_Task:_ Quote every entry word for word.

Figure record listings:
* Start *

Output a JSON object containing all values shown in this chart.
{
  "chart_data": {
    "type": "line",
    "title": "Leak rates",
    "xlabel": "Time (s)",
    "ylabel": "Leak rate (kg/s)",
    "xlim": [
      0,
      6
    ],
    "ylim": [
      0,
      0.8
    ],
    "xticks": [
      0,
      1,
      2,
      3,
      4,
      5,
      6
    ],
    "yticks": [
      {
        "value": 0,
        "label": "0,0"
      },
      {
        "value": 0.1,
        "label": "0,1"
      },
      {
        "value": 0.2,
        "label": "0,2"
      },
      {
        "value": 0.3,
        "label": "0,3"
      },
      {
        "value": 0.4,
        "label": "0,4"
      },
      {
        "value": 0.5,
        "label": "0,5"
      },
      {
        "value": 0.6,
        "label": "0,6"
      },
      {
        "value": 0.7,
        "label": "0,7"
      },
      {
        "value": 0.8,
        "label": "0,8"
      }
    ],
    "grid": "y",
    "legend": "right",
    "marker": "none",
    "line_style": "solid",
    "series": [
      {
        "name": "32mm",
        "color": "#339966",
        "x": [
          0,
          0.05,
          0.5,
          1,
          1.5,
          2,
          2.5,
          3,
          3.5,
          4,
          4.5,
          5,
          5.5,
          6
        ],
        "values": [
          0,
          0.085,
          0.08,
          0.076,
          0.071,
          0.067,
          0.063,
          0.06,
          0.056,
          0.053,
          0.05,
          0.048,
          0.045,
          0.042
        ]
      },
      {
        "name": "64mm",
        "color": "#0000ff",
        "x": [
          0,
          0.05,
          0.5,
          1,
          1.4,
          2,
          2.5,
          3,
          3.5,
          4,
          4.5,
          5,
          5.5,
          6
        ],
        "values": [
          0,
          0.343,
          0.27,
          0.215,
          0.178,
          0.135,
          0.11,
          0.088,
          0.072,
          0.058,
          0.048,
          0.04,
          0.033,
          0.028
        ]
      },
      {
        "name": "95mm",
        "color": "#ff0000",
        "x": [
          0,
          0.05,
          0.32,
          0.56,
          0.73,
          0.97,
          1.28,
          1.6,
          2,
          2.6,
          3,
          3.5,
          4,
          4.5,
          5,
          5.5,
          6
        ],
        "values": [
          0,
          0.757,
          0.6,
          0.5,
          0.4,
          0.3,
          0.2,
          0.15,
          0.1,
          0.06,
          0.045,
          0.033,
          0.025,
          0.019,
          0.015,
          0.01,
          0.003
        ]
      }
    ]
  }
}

* End *

_Solution for this task:_
Output a JSON object containing all values shown in this chart.
{
  "chart_data": {
    "type": "line",
    "title": "Leak rates",
    "xlabel": "Time (s)",
    "ylabel": "Leak rate (kg/s)",
    "xlim": [
      0,
      6
    ],
    "ylim": [
      0,
      0.8
    ],
    "xticks": [
      0,
      1,
      2,
      3,
      4,
      5,
      6
    ],
    "yticks": [
      {
        "value": 0,
        "label": "0,0"
      },
      {
        "value": 0.1,
        "label": "0,1"
      },
      {
        "value": 0.2,
        "label": "0,2"
      },
      {
        "value": 0.3,
        "label": "0,3"
      },
      {
        "value": 0.4,
        "label": "0,4"
      },
      {
        "value": 0.5,
        "label": "0,5"
      },
      {
        "value": 0.6,
        "label": "0,6"
      },
      {
        "value": 0.7,
        "label": "0,7"
      },
      {
        "value": 0.8,
        "label": "0,8"
      }
    ],
    "grid": "y",
    "legend": "right",
    "marker": "none",
    "line_style": "solid",
    "series": [
      {
        "name": "32mm",
        "color": "#339966",
        "x": [
          0,
          0.05,
          0.5,
          1,
          1.5,
          2,
          2.5,
          3,
          3.5,
          4,
          4.5,
          5,
          5.5,
          6
        ],
        "values": [
          0,
          0.085,
          0.08,
          0.076,
          0.071,
          0.067,
          0.063,
          0.06,
          0.056,
          0.053,
          0.05,
          0.048,
          0.045,
          0.042
        ]
      },
      {
        "name": "64mm",
        "color": "#0000ff",
        "x": [
          0,
          0.05,
          0.5,
          1,
          1.4,
          2,
          2.5,
          3,
          3.5,
          4,
          4.5,
          5,
          5.5,
          6
        ],
        "values": [
          0,
          0.343,
          0.27,
          0.215,
          0.178,
          0.135,
          0.11,
          0.088,
          0.072,
          0.058,
          0.048,
          0.04,
          0.033,
          0.028
        ]
      },
      {
        "name": "95mm",
        "color": "#ff0000",
        "x": [
          0,
          0.05,
          0.32,
          0.56,
          0.73,
          0.97,
          1.28,
          1.6,
          2,
          2.6,
          3,
          3.5,
          4,
          4.5,
          5,
          5.5,
          6
        ],
        "values": [
          0,
          0.757,
          0.6,
          0.5,
          0.4,
          0.3,
          0.2,
          0.15,
          0.1,
          0.06,
          0.045,
          0.033,
          0.025,
          0.019,
          0.015,
          0.01,
          0.003
        ]
      }
    ]
  }
}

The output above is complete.